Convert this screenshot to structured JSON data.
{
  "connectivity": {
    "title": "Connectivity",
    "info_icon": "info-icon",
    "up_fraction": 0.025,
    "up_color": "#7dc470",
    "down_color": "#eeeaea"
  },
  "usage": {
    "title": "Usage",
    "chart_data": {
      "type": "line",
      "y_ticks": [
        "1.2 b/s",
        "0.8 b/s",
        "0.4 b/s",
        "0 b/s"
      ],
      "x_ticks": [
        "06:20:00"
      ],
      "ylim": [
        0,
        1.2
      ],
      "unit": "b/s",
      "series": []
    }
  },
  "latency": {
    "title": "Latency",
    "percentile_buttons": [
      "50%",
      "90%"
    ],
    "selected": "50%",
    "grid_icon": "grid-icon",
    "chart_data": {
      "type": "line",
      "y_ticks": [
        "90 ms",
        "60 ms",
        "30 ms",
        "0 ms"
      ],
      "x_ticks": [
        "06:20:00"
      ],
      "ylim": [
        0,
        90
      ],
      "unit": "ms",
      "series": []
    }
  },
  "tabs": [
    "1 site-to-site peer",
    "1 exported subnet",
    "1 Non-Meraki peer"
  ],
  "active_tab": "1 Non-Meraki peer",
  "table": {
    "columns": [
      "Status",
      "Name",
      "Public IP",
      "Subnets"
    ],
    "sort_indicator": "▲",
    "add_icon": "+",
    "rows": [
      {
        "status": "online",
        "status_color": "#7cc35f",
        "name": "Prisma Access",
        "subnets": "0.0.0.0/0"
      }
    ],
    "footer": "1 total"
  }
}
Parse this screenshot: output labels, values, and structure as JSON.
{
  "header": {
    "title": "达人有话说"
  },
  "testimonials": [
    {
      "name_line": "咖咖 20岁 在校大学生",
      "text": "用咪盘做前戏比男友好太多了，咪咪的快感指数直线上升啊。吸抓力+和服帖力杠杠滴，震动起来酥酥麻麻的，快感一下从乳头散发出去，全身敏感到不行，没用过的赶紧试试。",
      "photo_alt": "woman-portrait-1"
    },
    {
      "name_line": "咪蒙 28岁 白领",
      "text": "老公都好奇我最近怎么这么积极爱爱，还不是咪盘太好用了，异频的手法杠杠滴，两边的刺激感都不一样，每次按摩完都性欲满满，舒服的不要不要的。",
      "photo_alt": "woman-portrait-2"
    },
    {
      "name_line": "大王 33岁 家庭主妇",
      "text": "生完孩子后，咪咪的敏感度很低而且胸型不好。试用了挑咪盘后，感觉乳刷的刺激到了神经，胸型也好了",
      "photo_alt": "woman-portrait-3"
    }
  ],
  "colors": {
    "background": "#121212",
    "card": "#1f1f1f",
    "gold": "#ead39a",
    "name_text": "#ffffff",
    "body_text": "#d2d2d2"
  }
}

_ _ _

• _Your objective_
Find all the lines containing "JSON" in the material, then copy them.

• _Response to the task_
Convert this screenshot to structured JSON data.
Parse this screenshot: output labels, values, and structure as JSON.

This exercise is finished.